## RECORDS PROVIDED
====

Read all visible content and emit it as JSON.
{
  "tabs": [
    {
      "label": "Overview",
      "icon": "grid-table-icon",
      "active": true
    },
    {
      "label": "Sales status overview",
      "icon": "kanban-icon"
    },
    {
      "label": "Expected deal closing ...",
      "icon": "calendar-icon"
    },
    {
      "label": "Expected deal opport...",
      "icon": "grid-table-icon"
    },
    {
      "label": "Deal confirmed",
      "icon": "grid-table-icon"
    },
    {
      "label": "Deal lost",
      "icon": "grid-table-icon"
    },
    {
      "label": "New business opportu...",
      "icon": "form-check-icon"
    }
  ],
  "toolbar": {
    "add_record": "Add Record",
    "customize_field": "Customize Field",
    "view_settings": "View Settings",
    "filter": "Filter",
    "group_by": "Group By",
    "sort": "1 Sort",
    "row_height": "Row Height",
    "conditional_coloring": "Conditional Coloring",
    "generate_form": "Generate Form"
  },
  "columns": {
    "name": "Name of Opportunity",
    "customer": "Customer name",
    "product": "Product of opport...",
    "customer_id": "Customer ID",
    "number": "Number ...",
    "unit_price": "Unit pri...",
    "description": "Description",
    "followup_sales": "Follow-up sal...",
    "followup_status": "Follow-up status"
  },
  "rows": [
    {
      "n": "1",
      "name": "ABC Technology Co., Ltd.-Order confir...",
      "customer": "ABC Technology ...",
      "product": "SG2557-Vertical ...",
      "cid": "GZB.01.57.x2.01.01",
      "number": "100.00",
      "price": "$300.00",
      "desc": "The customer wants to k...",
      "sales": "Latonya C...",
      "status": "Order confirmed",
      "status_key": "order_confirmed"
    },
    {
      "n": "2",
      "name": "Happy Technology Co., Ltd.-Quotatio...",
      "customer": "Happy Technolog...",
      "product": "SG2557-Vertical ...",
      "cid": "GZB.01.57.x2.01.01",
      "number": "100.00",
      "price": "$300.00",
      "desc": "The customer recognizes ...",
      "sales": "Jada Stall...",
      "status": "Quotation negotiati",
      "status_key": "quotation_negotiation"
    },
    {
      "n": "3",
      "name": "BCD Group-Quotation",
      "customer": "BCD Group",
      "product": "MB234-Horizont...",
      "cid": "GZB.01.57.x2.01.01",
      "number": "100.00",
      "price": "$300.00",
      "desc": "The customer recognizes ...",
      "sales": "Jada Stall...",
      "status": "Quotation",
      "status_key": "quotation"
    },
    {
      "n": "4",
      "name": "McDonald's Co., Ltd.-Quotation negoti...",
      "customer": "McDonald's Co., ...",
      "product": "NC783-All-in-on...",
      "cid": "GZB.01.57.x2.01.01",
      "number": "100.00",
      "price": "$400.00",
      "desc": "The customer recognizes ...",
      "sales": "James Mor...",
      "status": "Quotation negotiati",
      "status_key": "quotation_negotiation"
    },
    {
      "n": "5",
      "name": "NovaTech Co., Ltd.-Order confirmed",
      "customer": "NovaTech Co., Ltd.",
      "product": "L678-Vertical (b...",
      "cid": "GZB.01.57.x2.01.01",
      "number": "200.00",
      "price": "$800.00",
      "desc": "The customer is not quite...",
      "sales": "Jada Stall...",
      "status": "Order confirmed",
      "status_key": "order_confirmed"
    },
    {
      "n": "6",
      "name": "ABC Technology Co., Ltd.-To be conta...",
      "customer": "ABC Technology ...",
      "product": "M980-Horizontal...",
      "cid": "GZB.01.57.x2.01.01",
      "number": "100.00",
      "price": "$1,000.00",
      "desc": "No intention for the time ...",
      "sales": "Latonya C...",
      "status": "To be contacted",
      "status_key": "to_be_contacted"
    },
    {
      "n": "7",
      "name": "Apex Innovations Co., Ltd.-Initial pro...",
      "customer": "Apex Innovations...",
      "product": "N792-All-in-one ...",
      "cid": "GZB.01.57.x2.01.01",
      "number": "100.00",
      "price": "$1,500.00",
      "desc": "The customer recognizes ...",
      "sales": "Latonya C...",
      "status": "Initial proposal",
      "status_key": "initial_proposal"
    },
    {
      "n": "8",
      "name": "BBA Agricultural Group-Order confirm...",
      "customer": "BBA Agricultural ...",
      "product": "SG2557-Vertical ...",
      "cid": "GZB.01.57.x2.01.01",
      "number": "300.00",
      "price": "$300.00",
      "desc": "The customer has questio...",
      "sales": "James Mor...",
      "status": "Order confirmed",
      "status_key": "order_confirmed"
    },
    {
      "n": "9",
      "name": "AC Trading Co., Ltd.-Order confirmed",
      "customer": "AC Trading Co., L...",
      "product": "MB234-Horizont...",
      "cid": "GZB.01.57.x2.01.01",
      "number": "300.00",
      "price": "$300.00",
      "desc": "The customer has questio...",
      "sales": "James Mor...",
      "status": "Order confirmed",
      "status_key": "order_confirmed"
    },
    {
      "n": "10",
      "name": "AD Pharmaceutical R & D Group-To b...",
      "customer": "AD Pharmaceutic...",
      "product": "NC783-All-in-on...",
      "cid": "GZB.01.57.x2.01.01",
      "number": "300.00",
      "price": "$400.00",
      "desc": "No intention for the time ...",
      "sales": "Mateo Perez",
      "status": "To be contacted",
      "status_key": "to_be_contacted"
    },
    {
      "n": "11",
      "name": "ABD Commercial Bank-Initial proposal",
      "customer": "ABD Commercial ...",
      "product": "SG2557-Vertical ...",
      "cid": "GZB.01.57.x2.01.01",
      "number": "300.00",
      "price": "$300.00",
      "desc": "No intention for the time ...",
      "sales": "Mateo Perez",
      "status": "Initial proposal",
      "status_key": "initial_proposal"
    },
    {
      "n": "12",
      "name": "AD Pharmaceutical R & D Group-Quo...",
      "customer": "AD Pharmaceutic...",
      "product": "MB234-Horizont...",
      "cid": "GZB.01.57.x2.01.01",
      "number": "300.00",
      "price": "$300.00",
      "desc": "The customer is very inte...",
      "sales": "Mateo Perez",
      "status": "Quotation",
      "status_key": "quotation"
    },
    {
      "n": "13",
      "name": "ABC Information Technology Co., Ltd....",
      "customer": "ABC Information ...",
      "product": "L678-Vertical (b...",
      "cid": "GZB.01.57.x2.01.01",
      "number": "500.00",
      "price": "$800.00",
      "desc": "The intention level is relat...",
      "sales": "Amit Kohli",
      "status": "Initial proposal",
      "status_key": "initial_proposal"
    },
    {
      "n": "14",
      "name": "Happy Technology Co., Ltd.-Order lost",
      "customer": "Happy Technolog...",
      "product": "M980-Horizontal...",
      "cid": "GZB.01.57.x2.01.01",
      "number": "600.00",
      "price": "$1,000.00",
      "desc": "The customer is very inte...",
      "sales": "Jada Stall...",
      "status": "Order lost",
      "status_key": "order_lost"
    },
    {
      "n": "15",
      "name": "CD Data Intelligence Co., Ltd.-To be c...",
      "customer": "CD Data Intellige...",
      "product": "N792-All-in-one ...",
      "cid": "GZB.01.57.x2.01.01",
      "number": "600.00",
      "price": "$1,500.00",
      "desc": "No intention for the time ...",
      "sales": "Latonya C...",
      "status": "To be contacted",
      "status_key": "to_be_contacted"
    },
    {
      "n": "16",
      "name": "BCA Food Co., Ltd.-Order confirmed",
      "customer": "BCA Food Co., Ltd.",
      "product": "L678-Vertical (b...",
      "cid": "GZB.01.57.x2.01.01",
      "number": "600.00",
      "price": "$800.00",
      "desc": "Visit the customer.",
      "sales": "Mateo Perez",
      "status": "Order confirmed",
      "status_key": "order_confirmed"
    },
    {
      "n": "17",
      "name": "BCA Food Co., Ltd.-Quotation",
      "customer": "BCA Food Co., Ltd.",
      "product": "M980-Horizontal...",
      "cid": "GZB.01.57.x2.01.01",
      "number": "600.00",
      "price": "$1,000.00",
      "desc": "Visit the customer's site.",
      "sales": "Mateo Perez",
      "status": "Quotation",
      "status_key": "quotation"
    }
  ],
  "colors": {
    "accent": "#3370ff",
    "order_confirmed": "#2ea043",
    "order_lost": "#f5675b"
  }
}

====

## THE EXERCISE
Lines from the records above that hold "label" are the ones to list.

## ANSWER FOR THE TASK
      "label": "Overview",
      "label": "Sales status overview",
      "label": "Expected deal closing ...",
      "label": "Expected deal opport...",
      "label": "Deal confirmed",
      "label": "Deal lost",
      "label": "New business opportu...",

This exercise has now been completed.